REQUIRED TASK:
Which lines contain the string "beskyttelsesdekselet"? Please list every one of them.

-.-.-

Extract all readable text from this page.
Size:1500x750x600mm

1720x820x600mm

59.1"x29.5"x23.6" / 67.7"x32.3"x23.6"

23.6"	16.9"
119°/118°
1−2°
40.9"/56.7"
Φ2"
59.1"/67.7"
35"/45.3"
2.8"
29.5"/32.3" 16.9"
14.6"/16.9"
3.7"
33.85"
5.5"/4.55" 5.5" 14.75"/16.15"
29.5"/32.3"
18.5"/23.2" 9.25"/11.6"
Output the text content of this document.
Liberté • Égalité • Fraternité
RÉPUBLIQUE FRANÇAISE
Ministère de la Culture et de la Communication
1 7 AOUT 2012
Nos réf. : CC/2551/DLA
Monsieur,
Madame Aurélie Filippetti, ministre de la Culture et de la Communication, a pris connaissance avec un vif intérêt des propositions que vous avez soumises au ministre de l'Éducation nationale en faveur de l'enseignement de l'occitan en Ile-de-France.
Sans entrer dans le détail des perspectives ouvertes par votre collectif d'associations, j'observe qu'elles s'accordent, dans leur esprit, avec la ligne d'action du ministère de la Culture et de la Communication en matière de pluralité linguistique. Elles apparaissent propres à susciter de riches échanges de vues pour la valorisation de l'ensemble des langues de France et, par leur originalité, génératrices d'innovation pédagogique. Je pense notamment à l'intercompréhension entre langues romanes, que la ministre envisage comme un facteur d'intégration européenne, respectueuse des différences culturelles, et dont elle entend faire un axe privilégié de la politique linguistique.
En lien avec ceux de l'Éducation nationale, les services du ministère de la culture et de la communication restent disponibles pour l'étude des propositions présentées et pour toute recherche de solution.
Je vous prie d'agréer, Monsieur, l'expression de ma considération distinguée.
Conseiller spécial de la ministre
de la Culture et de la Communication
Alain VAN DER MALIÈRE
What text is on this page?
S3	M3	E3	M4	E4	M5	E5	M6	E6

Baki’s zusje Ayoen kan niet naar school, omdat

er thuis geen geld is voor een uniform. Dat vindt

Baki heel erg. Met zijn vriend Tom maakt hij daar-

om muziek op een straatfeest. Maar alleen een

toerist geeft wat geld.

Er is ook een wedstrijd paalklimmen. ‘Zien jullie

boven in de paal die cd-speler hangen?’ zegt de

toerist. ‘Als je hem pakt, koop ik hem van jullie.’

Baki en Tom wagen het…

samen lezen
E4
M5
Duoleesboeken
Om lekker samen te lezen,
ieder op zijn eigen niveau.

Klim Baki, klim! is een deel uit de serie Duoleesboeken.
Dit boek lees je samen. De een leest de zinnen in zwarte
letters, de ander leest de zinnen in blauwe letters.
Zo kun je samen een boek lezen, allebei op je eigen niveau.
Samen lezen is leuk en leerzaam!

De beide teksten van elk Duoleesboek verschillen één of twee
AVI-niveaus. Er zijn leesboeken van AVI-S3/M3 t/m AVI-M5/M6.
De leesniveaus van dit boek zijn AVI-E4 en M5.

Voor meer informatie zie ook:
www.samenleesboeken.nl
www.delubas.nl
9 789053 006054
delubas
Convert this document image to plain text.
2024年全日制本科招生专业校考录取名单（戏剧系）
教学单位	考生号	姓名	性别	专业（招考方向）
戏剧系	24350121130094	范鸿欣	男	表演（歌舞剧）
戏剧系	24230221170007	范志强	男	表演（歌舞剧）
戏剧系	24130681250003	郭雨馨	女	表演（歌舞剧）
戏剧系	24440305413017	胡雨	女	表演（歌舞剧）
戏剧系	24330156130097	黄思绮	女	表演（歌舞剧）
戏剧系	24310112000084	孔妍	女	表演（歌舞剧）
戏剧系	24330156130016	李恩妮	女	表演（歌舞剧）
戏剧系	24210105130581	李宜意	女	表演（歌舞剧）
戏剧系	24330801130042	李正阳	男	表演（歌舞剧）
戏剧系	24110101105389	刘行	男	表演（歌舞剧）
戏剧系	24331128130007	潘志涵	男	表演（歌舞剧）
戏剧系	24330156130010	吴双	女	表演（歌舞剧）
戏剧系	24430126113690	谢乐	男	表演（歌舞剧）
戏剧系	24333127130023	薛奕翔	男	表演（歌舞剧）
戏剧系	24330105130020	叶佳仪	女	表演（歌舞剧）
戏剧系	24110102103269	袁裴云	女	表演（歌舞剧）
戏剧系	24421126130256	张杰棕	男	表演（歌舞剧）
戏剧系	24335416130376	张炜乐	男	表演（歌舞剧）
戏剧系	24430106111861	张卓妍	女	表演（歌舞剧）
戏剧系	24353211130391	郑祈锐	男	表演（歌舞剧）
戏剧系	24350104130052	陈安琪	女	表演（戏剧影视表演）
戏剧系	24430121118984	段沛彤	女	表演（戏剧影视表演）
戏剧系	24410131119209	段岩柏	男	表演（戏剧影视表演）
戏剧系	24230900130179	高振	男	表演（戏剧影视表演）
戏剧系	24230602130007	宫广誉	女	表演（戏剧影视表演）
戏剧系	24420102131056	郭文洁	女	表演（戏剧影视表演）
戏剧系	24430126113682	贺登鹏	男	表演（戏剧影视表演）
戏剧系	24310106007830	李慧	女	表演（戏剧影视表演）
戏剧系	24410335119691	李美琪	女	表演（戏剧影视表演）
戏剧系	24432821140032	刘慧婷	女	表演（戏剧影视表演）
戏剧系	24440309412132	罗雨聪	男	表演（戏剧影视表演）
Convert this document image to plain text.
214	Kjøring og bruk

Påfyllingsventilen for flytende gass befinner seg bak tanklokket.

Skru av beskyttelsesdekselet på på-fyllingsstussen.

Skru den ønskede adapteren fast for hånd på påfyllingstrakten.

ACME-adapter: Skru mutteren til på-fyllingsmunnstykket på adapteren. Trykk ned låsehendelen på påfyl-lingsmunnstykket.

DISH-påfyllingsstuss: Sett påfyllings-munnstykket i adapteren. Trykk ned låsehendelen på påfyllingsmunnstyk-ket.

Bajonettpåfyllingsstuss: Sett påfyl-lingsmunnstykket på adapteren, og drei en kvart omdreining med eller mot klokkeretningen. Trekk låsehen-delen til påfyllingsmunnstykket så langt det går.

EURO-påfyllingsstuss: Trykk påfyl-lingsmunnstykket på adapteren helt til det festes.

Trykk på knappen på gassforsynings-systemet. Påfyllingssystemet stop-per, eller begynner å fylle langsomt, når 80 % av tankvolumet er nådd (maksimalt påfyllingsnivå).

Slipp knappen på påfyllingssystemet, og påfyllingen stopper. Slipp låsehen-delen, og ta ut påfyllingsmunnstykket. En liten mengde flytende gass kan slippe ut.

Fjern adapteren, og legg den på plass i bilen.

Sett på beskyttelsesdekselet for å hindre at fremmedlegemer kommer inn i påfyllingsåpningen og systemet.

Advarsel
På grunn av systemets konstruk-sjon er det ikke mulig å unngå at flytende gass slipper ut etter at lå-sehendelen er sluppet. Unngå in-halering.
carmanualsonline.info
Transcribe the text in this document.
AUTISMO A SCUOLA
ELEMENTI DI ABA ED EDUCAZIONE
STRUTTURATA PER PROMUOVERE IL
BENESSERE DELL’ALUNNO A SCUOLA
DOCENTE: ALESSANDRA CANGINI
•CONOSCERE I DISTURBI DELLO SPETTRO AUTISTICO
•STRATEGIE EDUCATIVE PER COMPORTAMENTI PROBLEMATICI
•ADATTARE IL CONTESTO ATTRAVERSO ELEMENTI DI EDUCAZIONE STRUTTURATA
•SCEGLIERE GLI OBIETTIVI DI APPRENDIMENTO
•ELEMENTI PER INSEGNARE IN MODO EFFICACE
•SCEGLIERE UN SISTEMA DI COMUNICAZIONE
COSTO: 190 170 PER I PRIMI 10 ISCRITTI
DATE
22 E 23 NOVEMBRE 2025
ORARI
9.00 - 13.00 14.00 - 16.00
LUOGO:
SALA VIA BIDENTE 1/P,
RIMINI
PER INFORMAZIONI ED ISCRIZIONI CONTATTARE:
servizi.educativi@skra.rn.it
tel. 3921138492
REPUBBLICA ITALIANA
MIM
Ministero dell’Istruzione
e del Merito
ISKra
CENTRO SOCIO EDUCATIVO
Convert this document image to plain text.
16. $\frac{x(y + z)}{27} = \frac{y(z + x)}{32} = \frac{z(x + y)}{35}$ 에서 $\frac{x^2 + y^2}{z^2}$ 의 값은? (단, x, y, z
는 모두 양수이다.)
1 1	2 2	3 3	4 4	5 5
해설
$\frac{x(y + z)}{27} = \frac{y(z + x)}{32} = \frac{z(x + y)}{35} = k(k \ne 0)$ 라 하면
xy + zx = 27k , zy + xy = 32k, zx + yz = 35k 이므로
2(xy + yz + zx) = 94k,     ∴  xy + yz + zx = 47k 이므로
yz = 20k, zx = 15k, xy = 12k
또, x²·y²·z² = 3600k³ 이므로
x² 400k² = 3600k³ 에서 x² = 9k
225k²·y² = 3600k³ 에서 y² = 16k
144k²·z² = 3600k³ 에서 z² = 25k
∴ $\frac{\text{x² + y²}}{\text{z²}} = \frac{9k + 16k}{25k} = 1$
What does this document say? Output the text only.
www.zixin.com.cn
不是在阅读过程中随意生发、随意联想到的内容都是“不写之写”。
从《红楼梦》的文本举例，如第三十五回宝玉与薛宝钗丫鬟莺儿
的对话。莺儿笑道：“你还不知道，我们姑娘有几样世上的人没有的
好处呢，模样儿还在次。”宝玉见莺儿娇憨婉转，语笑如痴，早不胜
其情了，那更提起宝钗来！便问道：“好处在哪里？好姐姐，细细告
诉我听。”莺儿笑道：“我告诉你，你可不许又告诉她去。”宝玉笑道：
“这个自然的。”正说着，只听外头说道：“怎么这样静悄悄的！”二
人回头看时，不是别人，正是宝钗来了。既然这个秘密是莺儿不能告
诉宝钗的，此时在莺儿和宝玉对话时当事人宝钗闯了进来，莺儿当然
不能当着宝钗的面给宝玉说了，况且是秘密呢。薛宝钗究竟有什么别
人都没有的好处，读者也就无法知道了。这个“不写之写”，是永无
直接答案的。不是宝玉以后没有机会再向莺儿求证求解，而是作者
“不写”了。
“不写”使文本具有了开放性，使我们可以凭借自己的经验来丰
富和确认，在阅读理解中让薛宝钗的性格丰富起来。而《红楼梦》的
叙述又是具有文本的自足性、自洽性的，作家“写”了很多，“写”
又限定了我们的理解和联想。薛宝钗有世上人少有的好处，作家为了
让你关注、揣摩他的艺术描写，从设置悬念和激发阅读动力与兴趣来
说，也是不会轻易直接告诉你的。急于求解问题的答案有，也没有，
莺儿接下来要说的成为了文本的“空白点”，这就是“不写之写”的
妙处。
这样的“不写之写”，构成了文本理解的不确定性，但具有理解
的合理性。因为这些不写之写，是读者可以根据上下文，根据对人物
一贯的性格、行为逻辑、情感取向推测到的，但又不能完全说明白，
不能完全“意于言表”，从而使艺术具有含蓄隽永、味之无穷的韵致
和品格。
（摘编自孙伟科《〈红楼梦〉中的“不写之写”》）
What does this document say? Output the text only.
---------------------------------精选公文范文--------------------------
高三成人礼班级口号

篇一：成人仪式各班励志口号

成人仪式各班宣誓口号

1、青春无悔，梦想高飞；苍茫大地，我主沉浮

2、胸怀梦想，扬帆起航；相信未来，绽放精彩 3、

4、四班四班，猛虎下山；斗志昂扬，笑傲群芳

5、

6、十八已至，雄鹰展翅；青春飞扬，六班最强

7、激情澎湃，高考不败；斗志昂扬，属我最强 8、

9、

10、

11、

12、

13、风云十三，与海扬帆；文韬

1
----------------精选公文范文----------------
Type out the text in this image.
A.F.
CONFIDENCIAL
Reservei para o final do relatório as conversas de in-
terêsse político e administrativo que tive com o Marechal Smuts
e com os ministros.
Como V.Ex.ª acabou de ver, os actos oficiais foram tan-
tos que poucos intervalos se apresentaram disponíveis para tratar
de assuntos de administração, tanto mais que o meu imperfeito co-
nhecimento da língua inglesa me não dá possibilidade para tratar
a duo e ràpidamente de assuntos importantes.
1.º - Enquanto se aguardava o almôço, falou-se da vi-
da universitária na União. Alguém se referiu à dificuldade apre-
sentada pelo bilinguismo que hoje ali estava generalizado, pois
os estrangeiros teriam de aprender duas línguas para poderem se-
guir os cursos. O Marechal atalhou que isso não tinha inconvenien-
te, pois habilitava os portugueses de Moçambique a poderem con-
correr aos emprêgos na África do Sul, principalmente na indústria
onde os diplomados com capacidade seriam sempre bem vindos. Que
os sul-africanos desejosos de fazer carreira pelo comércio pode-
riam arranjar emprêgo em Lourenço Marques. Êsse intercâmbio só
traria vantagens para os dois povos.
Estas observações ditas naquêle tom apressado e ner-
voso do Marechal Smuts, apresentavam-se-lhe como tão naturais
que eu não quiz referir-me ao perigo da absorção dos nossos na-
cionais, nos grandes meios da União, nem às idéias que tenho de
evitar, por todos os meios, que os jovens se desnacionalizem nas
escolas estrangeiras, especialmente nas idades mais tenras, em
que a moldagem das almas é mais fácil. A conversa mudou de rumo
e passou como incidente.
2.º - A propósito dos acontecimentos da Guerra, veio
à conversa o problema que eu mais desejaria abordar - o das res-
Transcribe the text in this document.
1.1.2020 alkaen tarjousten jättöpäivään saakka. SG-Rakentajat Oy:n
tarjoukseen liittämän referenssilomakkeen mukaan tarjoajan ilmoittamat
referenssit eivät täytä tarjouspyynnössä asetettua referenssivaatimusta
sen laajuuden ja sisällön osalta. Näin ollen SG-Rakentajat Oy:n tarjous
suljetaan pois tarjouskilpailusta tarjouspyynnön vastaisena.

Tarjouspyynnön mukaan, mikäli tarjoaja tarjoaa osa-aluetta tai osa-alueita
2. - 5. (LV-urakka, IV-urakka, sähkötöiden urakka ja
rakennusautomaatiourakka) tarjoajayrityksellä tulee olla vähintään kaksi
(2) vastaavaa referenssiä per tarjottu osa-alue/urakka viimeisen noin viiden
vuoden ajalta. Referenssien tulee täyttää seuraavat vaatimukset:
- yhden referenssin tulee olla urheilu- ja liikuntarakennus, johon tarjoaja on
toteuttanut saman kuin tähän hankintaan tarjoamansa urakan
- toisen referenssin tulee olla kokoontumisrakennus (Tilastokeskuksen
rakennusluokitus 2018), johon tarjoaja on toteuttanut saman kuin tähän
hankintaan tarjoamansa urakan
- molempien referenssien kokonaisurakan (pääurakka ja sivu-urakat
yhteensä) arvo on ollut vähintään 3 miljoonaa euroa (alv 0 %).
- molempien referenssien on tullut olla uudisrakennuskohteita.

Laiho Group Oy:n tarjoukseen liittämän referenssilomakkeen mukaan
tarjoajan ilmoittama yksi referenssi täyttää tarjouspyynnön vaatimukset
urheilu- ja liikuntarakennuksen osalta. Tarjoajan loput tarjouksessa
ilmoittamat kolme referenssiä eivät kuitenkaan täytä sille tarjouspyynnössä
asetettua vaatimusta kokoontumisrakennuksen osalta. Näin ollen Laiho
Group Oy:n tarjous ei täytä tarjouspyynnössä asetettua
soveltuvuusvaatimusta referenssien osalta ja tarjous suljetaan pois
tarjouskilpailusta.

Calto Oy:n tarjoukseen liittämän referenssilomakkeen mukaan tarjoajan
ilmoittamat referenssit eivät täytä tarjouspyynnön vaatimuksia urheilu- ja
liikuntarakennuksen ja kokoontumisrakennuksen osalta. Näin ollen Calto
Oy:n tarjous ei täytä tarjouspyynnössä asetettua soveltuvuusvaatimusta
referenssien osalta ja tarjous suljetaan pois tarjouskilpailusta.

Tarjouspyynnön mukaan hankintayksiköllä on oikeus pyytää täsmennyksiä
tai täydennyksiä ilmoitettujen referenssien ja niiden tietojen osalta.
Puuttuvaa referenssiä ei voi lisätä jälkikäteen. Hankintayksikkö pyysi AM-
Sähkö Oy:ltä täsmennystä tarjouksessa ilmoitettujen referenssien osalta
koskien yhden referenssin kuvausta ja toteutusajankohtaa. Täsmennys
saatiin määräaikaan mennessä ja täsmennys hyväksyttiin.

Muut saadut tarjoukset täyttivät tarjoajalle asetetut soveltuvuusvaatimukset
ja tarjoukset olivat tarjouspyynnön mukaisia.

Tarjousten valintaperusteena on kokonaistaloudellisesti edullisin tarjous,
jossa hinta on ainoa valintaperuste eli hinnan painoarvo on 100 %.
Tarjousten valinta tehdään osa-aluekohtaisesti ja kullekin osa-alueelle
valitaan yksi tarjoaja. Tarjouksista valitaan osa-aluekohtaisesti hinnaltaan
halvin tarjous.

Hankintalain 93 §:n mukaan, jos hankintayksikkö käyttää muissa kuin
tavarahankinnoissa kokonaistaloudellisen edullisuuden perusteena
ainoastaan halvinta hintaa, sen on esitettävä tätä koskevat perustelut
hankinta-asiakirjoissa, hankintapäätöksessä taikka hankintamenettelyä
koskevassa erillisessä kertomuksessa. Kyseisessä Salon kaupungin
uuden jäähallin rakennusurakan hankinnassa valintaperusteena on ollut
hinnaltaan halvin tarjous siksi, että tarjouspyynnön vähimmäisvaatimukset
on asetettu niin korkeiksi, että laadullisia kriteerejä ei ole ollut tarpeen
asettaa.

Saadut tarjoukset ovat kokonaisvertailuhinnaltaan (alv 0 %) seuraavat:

-.-.-

TASK OUTPUT:
Skru av beskyttelsesdekselet på på-fyllingsstussen.
Sett på beskyttelsesdekselet for å hindre at fremmedlegemer kommer inn i påfyllingsåpningen og systemet.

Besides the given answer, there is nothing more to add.